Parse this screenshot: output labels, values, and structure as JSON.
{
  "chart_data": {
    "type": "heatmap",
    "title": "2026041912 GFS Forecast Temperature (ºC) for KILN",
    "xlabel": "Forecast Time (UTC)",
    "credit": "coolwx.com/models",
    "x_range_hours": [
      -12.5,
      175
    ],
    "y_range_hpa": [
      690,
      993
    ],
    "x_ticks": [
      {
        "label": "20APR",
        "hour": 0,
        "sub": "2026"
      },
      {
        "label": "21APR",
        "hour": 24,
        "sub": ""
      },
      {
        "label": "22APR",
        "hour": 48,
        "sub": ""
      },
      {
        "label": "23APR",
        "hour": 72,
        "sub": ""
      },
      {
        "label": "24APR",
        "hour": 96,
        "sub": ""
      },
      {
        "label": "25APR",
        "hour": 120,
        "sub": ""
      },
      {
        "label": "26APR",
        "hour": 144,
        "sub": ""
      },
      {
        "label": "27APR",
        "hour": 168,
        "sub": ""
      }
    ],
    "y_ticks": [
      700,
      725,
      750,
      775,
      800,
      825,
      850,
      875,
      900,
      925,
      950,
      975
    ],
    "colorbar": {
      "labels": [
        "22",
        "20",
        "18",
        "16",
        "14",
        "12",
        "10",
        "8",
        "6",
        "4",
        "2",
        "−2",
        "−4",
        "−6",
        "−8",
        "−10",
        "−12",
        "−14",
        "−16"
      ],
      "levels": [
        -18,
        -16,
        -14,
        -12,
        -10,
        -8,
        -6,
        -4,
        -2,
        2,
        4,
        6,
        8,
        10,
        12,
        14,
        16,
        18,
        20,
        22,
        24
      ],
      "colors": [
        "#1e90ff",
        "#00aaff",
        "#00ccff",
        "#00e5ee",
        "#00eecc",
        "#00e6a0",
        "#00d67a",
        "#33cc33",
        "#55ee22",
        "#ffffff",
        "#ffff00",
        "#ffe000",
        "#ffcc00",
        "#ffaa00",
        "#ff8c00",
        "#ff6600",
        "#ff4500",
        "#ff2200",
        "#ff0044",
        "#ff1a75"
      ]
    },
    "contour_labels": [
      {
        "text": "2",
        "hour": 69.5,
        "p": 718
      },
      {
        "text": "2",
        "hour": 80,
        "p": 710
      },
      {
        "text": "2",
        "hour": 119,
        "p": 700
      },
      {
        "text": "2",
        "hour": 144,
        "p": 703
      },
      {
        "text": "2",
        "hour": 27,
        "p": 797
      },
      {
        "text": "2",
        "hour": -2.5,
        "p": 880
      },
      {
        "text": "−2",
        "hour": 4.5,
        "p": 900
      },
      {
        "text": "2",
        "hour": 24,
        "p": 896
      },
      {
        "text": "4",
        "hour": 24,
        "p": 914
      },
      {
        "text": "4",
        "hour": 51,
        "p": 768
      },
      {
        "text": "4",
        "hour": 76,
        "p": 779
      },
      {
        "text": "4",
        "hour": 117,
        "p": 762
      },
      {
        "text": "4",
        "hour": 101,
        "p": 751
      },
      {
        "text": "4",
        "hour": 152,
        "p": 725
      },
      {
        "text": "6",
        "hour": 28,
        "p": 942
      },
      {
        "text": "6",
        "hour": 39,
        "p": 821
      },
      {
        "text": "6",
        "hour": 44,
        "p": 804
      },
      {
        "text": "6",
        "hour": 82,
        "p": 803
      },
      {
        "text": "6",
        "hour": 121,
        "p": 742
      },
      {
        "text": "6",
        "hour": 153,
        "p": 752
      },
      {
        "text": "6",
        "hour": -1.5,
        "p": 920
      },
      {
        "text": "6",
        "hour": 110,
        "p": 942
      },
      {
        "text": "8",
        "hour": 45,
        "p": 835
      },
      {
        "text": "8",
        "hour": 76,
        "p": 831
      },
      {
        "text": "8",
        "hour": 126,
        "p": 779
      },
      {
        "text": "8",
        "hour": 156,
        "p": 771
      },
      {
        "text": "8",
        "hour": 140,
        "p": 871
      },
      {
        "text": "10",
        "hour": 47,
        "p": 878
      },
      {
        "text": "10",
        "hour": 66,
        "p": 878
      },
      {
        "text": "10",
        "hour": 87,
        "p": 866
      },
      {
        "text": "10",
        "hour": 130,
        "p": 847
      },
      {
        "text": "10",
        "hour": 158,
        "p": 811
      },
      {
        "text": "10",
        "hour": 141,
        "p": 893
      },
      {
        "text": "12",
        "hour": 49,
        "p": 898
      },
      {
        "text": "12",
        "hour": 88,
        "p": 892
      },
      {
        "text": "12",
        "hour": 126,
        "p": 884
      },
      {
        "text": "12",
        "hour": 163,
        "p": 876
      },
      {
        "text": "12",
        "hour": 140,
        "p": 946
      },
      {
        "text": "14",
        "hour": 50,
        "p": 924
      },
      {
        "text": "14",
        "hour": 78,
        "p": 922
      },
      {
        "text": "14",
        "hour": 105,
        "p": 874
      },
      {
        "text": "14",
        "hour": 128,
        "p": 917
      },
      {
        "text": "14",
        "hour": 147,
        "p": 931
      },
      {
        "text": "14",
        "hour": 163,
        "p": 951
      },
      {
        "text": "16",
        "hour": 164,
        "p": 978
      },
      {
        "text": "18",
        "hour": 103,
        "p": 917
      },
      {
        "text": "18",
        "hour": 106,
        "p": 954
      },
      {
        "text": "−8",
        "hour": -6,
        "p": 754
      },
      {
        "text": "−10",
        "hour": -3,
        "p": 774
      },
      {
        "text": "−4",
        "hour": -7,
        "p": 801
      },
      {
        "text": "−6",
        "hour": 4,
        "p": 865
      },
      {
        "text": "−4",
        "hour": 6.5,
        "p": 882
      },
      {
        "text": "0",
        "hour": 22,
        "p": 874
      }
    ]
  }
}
________________
What you have to do: Write out every entry verbatim.

Solution to the problem:
Parse this screenshot: output labels, values, and structure as JSON.
{
  "chart_data": {
    "type": "heatmap",
    "title": "2026041912 GFS Forecast Temperature (ºC) for KILN",
    "xlabel": "Forecast Time (UTC)",
    "credit": "coolwx.com/models",
    "x_range_hours": [
      -12.5,
      175
    ],
    "y_range_hpa": [
      690,
      993
    ],
    "x_ticks": [
      {
        "label": "20APR",
        "hour": 0,
        "sub": "2026"
      },
      {
        "label": "21APR",
        "hour": 24,
        "sub": ""
      },
      {
        "label": "22APR",
        "hour": 48,
        "sub": ""
      },
      {
        "label": "23APR",
        "hour": 72,
        "sub": ""
      },
      {
        "label": "24APR",
        "hour": 96,
        "sub": ""
      },
      {
        "label": "25APR",
        "hour": 120,
        "sub": ""
      },
      {
        "label": "26APR",
        "hour": 144,
        "sub": ""
      },
      {
        "label": "27APR",
        "hour": 168,
        "sub": ""
      }
    ],
    "y_ticks": [
      700,
      725,
      750,
      775,
      800,
      825,
      850,
      875,
      900,
      925,
      950,
      975
    ],
    "colorbar": {
      "labels": [
        "22",
        "20",
        "18",
        "16",
        "14",
        "12",
        "10",
        "8",
        "6",
        "4",
        "2",
        "−2",
        "−4",
        "−6",
        "−8",
        "−10",
        "−12",
        "−14",
        "−16"
      ],
      "levels": [
        -18,
        -16,
        -14,
        -12,
        -10,
        -8,
        -6,
        -4,
        -2,
        2,
        4,
        6,
        8,
        10,
        12,
        14,
        16,
        18,
        20,
        22,
        24
      ],
      "colors": [
        "#1e90ff",
        "#00aaff",
        "#00ccff",
        "#00e5ee",
        "#00eecc",
        "#00e6a0",
        "#00d67a",
        "#33cc33",
        "#55ee22",
        "#ffffff",
        "#ffff00",
        "#ffe000",
        "#ffcc00",
        "#ffaa00",
        "#ff8c00",
        "#ff6600",
        "#ff4500",
        "#ff2200",
        "#ff0044",
        "#ff1a75"
      ]
    },
    "contour_labels": [
      {
        "text": "2",
        "hour": 69.5,
        "p": 718
      },
      {
        "text": "2",
        "hour": 80,
        "p": 710
      },
      {
        "text": "2",
        "hour": 119,
        "p": 700
      },
      {
        "text": "2",
        "hour": 144,
        "p": 703
      },
      {
        "text": "2",
        "hour": 27,
        "p": 797
      },
      {
        "text": "2",
        "hour": -2.5,
        "p": 880
      },
      {
        "text": "−2",
        "hour": 4.5,
        "p": 900
      },
      {
        "text": "2",
        "hour": 24,
        "p": 896
      },
      {
        "text": "4",
        "hour": 24,
        "p": 914
      },
      {
        "text": "4",
        "hour": 51,
        "p": 768
      },
      {
        "text": "4",
        "hour": 76,
        "p": 779
      },
      {
        "text": "4",
        "hour": 117,
        "p": 762
      },
      {
        "text": "4",
        "hour": 101,
        "p": 751
      },
      {
        "text": "4",
        "hour": 152,
        "p": 725
      },
      {
        "text": "6",
        "hour": 28,
        "p": 942
      },
      {
        "text": "6",
        "hour": 39,
        "p": 821
      },
      {
        "text": "6",
        "hour": 44,
        "p": 804
      },
      {
        "text": "6",
        "hour": 82,
        "p": 803
      },
      {
        "text": "6",
        "hour": 121,
        "p": 742
      },
      {
        "text": "6",
        "hour": 153,
        "p": 752
      },
      {
        "text": "6",
        "hour": -1.5,
        "p": 920
      },
      {
        "text": "6",
        "hour": 110,
        "p": 942
      },
      {
        "text": "8",
        "hour": 45,
        "p": 835
      },
      {
        "text": "8",
        "hour": 76,
        "p": 831
      },
      {
        "text": "8",
        "hour": 126,
        "p": 779
      },
      {
        "text": "8",
        "hour": 156,
        "p": 771
      },
      {
        "text": "8",
        "hour": 140,
        "p": 871
      },
      {
        "text": "10",
        "hour": 47,
        "p": 878
      },
      {
        "text": "10",
        "hour": 66,
        "p": 878
      },
      {
        "text": "10",
        "hour": 87,
        "p": 866
      },
      {
        "text": "10",
        "hour": 130,
        "p": 847
      },
      {
        "text": "10",
        "hour": 158,
        "p": 811
      },
      {
        "text": "10",
        "hour": 141,
        "p": 893
      },
      {
        "text": "12",
        "hour": 49,
        "p": 898
      },
      {
        "text": "12",
        "hour": 88,
        "p": 892
      },
      {
        "text": "12",
        "hour": 126,
        "p": 884
      },
      {
        "text": "12",
        "hour": 163,
        "p": 876
      },
      {
        "text": "12",
        "hour": 140,
        "p": 946
      },
      {
        "text": "14",
        "hour": 50,
        "p": 924
      },
      {
        "text": "14",
        "hour": 78,
        "p": 922
      },
      {
        "text": "14",
        "hour": 105,
        "p": 874
      },
      {
        "text": "14",
        "hour": 128,
        "p": 917
      },
      {
        "text": "14",
        "hour": 147,
        "p": 931
      },
      {
        "text": "14",
        "hour": 163,
        "p": 951
      },
      {
        "text": "16",
        "hour": 164,
        "p": 978
      },
      {
        "text": "18",
        "hour": 103,
        "p": 917
      },
      {
        "text": "18",
        "hour": 106,
        "p": 954
      },
      {
        "text": "−8",
        "hour": -6,
        "p": 754
      },
      {
        "text": "−10",
        "hour": -3,
        "p": 774
      },
      {
        "text": "−4",
        "hour": -7,
        "p": 801
      },
      {
        "text": "−6",
        "hour": 4,
        "p": 865
      },
      {
        "text": "−4",
        "hour": 6.5,
        "p": 882
      },
      {
        "text": "0",
        "hour": 22,
        "p": 874
      }
    ]
  }
}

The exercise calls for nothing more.